## 本文
# # # #

記者 ありがとうございます。今のは企業前の税務関係が大変というお話でしたけど、起業してから大変なことはありましたか。
垣内社長 私たちサロンは従業員という人を扱わせていただく仕事です。最初の一店舗目は私も目が届くのでよかったのですが、店舗が増えてきて今アメリカも合わせて8店舗あるので、目が届かなくなってくると人事関係の問題が起きてきて、それが1番大変だと思います。やはり自分の主観でしか評価してあげられなかったりするので、自分自身まず悪かったところ反省して組織を変えていかない、大きくならないということで、2年前ぐらいに人事評価制度を入れさせていただきました。
記者 人事評価制度を導入されたのは、垣内社長ご自身で入れたほうがいいと判断されたんですか?
垣内社長 ベンチャー企業を経営されている経営陣に相談させていただいて、こういうのを入れたらどうだろうと紹介されたのがきっかけです。
記者 税務関係は税理士さんがいらっしゃいますが、今会社の中での垣内社長の立ち位置っていうのは、施術にたいしてのプロフェッショナルっていう、1番のトップであると思うんですが、育成とか人事関係とかを全部やってらっしゃいますか。
垣内社長 一応本部があります。本部のマネージャー軍を私がマネージメントさせていただいて、マネージャー軍が店舗の責任者とやり取りをするというピラミッド形式で働くようにしています。
記者 8店舗もある大きな組織なので、縦割りは重要ですね。
垣内社長 今これぐらいの人数で店舗数なんですが、もっと大きくしていきたいので、今土台作りをしっかりと頑張らせていただいているところです。
記者 順番的にアメリカに進出されたのはどれぐらいですか。
垣内社長 3~4年ぐらいです。
記者 例えば国内で広げていくのか、海外でグローバルに頑張っていきたいのか、どっちの方面でいくというのはありますか。

# # # #

## 提供資料
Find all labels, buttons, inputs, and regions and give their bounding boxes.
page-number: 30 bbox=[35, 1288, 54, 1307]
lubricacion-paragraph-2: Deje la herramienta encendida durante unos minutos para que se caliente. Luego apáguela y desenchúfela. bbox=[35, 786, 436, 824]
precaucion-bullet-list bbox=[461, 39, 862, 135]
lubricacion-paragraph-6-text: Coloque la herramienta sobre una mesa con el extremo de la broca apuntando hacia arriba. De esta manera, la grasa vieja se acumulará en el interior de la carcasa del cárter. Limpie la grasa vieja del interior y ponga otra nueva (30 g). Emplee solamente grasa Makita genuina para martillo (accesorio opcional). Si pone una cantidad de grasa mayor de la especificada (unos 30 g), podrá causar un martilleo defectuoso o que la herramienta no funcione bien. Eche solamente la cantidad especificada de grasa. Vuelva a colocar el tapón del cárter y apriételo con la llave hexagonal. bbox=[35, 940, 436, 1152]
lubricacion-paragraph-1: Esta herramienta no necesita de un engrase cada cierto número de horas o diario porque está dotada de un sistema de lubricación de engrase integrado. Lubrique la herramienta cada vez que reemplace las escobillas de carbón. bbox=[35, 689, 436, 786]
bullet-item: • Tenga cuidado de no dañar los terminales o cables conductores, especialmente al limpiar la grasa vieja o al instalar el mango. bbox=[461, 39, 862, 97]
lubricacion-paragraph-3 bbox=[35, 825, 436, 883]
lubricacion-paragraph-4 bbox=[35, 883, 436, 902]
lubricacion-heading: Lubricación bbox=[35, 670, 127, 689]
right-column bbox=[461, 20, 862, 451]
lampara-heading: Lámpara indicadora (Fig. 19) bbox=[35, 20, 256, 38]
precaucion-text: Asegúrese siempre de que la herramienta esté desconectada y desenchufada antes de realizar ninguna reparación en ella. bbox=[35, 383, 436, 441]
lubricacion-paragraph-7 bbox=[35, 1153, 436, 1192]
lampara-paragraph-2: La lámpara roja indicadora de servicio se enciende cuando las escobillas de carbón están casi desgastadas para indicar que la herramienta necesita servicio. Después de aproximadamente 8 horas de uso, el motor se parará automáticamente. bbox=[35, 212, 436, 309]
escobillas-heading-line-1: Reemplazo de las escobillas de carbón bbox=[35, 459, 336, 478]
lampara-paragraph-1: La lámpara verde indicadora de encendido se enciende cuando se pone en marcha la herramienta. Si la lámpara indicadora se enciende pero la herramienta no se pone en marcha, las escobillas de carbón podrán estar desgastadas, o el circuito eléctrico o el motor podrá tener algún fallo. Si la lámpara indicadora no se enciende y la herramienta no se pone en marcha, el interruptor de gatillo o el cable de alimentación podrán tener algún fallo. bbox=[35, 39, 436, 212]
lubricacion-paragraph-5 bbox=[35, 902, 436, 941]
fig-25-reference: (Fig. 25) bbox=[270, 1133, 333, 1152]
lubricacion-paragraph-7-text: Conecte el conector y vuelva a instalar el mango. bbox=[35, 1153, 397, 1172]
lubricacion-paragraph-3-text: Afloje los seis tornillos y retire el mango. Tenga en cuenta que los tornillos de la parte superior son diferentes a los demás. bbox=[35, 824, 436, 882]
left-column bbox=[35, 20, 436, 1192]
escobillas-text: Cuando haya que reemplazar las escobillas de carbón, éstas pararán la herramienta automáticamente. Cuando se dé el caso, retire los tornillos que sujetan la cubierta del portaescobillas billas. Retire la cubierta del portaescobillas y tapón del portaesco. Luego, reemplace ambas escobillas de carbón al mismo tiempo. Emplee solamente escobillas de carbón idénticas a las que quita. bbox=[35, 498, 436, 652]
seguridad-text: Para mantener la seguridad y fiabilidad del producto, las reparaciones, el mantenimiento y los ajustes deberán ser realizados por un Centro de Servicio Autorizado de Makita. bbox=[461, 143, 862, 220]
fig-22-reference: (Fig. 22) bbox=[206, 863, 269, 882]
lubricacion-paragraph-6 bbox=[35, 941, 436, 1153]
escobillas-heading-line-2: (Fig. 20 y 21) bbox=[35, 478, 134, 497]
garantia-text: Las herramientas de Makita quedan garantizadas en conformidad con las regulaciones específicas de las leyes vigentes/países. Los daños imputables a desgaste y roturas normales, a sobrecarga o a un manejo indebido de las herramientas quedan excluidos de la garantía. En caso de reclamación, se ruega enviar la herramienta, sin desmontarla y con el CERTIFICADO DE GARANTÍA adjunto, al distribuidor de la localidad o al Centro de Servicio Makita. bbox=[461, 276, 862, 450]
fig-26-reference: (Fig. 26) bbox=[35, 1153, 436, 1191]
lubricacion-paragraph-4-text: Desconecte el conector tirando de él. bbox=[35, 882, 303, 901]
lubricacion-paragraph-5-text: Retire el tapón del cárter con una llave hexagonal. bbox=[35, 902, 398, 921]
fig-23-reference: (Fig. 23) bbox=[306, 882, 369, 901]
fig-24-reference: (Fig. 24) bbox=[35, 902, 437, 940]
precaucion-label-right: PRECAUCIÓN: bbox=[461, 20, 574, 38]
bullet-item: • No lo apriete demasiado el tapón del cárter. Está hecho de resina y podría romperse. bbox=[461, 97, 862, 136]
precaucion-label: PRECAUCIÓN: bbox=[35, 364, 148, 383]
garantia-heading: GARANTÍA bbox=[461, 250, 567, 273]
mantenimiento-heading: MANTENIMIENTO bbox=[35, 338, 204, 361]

# # # #

## 指示
A. 垣内社長へのインタビューから、「記者 ありがとうございます。」から「でいくというのはありますか。」までをそのまま書き出してください。
B. 垣内社長へのインタビューの続きを書き進めてください。

## 解答
A.
記者 ありがとうございます。今のは企業前の税務関係が大変というお話でしたけど、起業してから大変なことはありましたか。
垣内社長 私たちサロンは従業員という人を扱わせていただく仕事です。最初の一店舗目は私も目が届くのでよかったのですが、店舗が増えてきて今アメリカも合わせて8店舗あるので、目が届かなくなってくると人事関係の問題が起きてきて、それが1番大変だと思います。やはり自分の主観でしか評価してあげられなかったりするので、自分自身まず悪かったところ反省して組織を変えていかない、大きくならないということで、2年前ぐらいに人事評価制度を入れさせていただきました。
記者 人事評価制度を導入されたのは、垣内社長ご自身で入れたほうがいいと判断されたんですか?
垣内社長 ベンチャー企業を経営されている経営陣に相談させていただいて、こういうのを入れたらどうだろうと紹介されたのがきっかけです。
記者 税務関係は税理士さんがいらっしゃいますが、今会社の中での垣内社長の立ち位置っていうのは、施術にたいしてのプロフェッショナルっていう、1番のトップであると思うんですが、育成とか人事関係とかを全部やってらっしゃいますか。
垣内社長 一応本部があります。本部のマネージャー軍を私がマネージメントさせていただいて、マネージャー軍が店舗の責任者とやり取りをするというピラミッド形式で働くようにしています。
記者 8店舗もある大きな組織なので、縦割りは重要ですね。
垣内社長 今これぐらいの人数で店舗数なんですが、もっと大きくしていきたいので、今土台作りをしっかりと頑張らせていただいているところです。
記者 順番的にアメリカに進出されたのはどれぐらいですか。
垣内社長 3~4年ぐらいです。
記者 例えば国内で広げていくのか、海外でグローバルに頑張っていきたいのか、どっちの方面でいくというのはありますか。

B.
垣内社長 今までは無いところに出したいという思いがあって、最初は計画性もなくどんどん出したいという気持ちだけで出していって、気づいたら今の組織が出来上がっていました。今はもっと組織を大きくしていきたいんだったら、と逆算して考えるようになっているんですが、その時期はまだ起業して2~3年だったので、一歩ずつ進んできた感じです。アメリカに出した理由としては、アメリカという美容の発信地であるようなところで私も出したい、勝負をかけたいという気持ちがあり、アメリカのシカゴに出させていただくきっかけがあり、出すことになりました。
記者 まつエクの業界はどこが発祥の国なんでしょうか。今盛んな国はどこでしょうか。
垣内社長 発祥は韓国って言われていたりいろいろあって分からないんです。盛んなのは技術的にアジア圏になると思います。アジア人はすごく手先が器用で、うちのアメリカの店舗であるシカゴ店も、リクルートで最終的にジャッジをして入れているのは全員アジア人です。モンゴル人・韓国人・北朝鮮人の子もいますし、日本人のスタッフもいます。アメリカ人はコミュニケーションがすごく上手で、値段も高くみられるらしいんですが、器用さはアジアがずば抜けてすごいと思います。私は韓国の大会の審査員とかも行かせていただいてるんですが、日本は今商材屋さんも衛生面もうるさくしているので、日本が1番きているんじゃないかと、私自身は思っています。
記者 いろんな国籍によってどの人が器用とかいろいろあると思いますが、日本も海外も含めて、採用基準を教えていただいてもいいですか。面接で採用してくるのか、実務をしたりするのか。
垣内社長 うちはいい子を取るというより、いい子を育てていくという会社なので、やる気と情熱さえあればどんどん採用しています。一生懸命やっていれば、最初はへたで失敗があっても、お客様に伝わってこの子についていきたいと思ってもらえるような業界です。もちろん一定の基準になるまではお客様に施術をすることはありません。でも施術をするようになってからは、その人の人情・やる気・お客様を綺麗にしたいという気持ちが1番大事なので、施術者の採用には1番重視して見させていただいている点になります。
記者 ありがとうございました。
お世話になった人
記者 お世話になった方を教えていただいていいでしょうか?
垣内社長 最初日本では大きくしようと思っていなかったので、友人や家族ですね。起業家の知り合いもあんまりいなかったんです。アメリカの店舗の立ち上げは周りから反対されていたので、その時はお世話になった方が何人もいらっしゃいます。アメリカに出すと決まったときに、州によって法律も違い、税の問題も全然違うので、やはり自分一人では出来ないと考えました。ビジネスパートナーを見つけたいという思いになり、私たちの技術を買ってくれる人を探すということで、ニューヨークでやっている美容イベントに行きました。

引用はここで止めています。